▶ **Stored data**

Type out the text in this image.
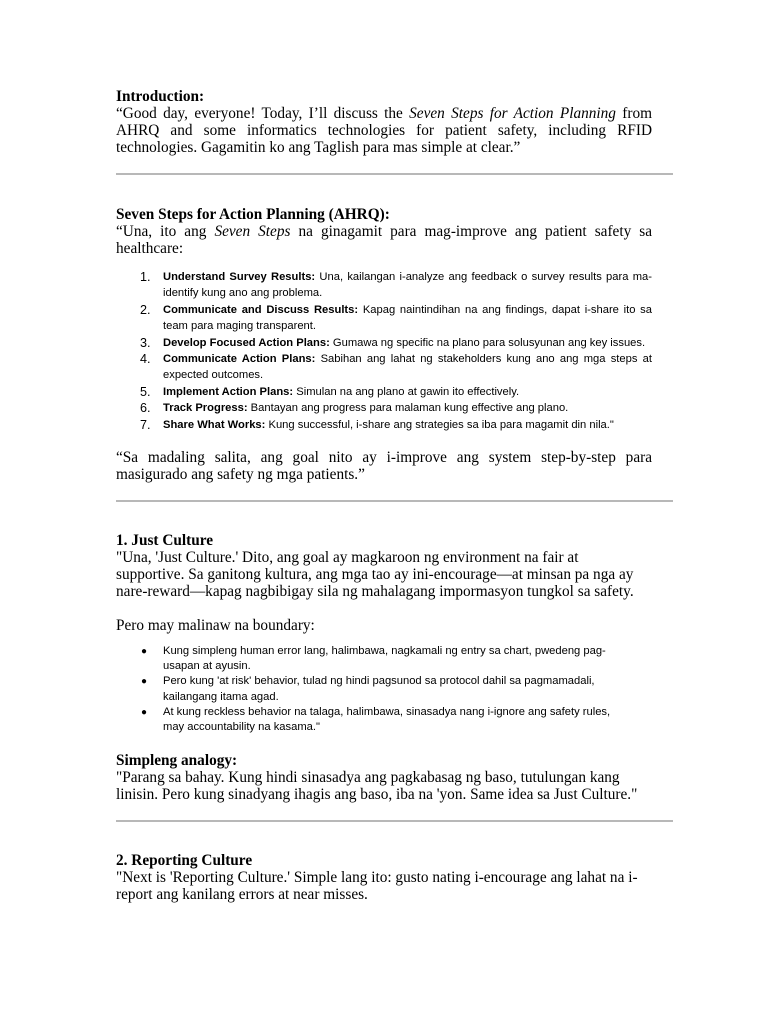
Introduction:

“Good day, everyone! Today, I’ll discuss the Seven Steps for Action Planning from AHRQ and some informatics technologies for patient safety, including RFID technologies. Gagamitin ko ang Taglish para mas simple at clear.”

Seven Steps for Action Planning (AHRQ):

“Una, ito ang Seven Steps na ginagamit para mag-improve ang patient safety sa healthcare:

1. Understand Survey Results: Una, kailangan i-analyze ang feedback o survey results para ma-identify kung ano ang problema.
2. Communicate and Discuss Results: Kapag naintindihan na ang findings, dapat i-share ito sa team para maging transparent.
3. Develop Focused Action Plans: Gumawa ng specific na plano para solusyunan ang key issues.
4. Communicate Action Plans: Sabihan ang lahat ng stakeholders kung ano ang mga steps at expected outcomes.
5. Implement Action Plans: Simulan na ang plano at gawin ito effectively.
6. Track Progress: Bantayan ang progress para malaman kung effective ang plano.
7. Share What Works: Kung successful, i-share ang strategies sa iba para magamit din nila."

“Sa madaling salita, ang goal nito ay i-improve ang system step-by-step para masigurado ang safety ng mga patients.”

1. Just Culture

"Una, 'Just Culture.' Dito, ang goal ay magkaroon ng environment na fair at supportive. Sa ganitong kultura, ang mga tao ay ini-encourage—at minsan pa nga ay nare-reward—kapag nagbibigay sila ng mahalagang impormasyon tungkol sa safety.

Pero may malinaw na boundary:

● Kung simpleng human error lang, halimbawa, nagkamali ng entry sa chart, pwedeng pag-usapan at ayusin.
● Pero kung 'at risk' behavior, tulad ng hindi pagsunod sa protocol dahil sa pagmamadali, kailangang itama agad.
● At kung reckless behavior na talaga, halimbawa, sinasadya nang i-ignore ang safety rules, may accountability na kasama."

Simpleng analogy:

"Parang sa bahay. Kung hindi sinasadya ang pagkabasag ng baso, tutulungan kang linisin. Pero kung sinadyang ihagis ang baso, iba na 'yon. Same idea sa Just Culture."

2. Reporting Culture

"Next is 'Reporting Culture.' Simple lang ito: gusto nating i-encourage ang lahat na i-report ang kanilang errors at near misses.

▶ **What you should do**
Set down the records again exactly as they appear, leaving each picture behind.

▶ **Response to the exercise**
Type out the text in this image.
Introduction:

“Good day, everyone! Today, I’ll discuss the Seven Steps for Action Planning from AHRQ and some informatics technologies for patient safety, including RFID technologies. Gagamitin ko ang Taglish para mas simple at clear.”

Seven Steps for Action Planning (AHRQ):

“Una, ito ang Seven Steps na ginagamit para mag-improve ang patient safety sa healthcare:

1. Understand Survey Results: Una, kailangan i-analyze ang feedback o survey results para ma-identify kung ano ang problema.
2. Communicate and Discuss Results: Kapag naintindihan na ang findings, dapat i-share ito sa team para maging transparent.
3. Develop Focused Action Plans: Gumawa ng specific na plano para solusyunan ang key issues.
4. Communicate Action Plans: Sabihan ang lahat ng stakeholders kung ano ang mga steps at expected outcomes.
5. Implement Action Plans: Simulan na ang plano at gawin ito effectively.
6. Track Progress: Bantayan ang progress para malaman kung effective ang plano.
7. Share What Works: Kung successful, i-share ang strategies sa iba para magamit din nila."

“Sa madaling salita, ang goal nito ay i-improve ang system step-by-step para masigurado ang safety ng mga patients.”

1. Just Culture

"Una, 'Just Culture.' Dito, ang goal ay magkaroon ng environment na fair at supportive. Sa ganitong kultura, ang mga tao ay ini-encourage—at minsan pa nga ay nare-reward—kapag nagbibigay sila ng mahalagang impormasyon tungkol sa safety.

Pero may malinaw na boundary:

● Kung simpleng human error lang, halimbawa, nagkamali ng entry sa chart, pwedeng pag-usapan at ayusin.
● Pero kung 'at risk' behavior, tulad ng hindi pagsunod sa protocol dahil sa pagmamadali, kailangang itama agad.
● At kung reckless behavior na talaga, halimbawa, sinasadya nang i-ignore ang safety rules, may accountability na kasama."

Simpleng analogy:

"Parang sa bahay. Kung hindi sinasadya ang pagkabasag ng baso, tutulungan kang linisin. Pero kung sinadyang ihagis ang baso, iba na 'yon. Same idea sa Just Culture."

2. Reporting Culture

"Next is 'Reporting Culture.' Simple lang ito: gusto nating i-encourage ang lahat na i-report ang kanilang errors at near misses.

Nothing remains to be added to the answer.